The problem =
Count lines, not occurrences: give the number of lines holding the word "AEPI", and nothing besides.

[Figure content listings]
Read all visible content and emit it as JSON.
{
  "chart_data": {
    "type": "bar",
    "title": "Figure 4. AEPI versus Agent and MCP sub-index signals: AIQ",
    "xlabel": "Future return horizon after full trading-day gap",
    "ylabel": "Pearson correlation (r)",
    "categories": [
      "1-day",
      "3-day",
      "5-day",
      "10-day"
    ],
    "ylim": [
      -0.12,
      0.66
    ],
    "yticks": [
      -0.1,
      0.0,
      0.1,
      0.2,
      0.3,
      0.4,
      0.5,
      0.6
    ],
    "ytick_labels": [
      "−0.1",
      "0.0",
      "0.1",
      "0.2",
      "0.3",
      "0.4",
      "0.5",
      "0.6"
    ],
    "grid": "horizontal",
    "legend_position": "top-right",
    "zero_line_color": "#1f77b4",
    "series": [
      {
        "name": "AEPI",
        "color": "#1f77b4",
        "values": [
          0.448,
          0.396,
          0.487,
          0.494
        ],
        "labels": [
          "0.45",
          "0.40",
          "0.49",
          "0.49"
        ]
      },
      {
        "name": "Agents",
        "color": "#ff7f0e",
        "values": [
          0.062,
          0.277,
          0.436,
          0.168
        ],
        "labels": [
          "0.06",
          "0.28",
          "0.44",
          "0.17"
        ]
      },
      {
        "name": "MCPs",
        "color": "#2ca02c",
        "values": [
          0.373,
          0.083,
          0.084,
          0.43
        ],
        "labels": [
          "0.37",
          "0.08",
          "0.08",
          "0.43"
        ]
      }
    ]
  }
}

Answer for this exercise =
2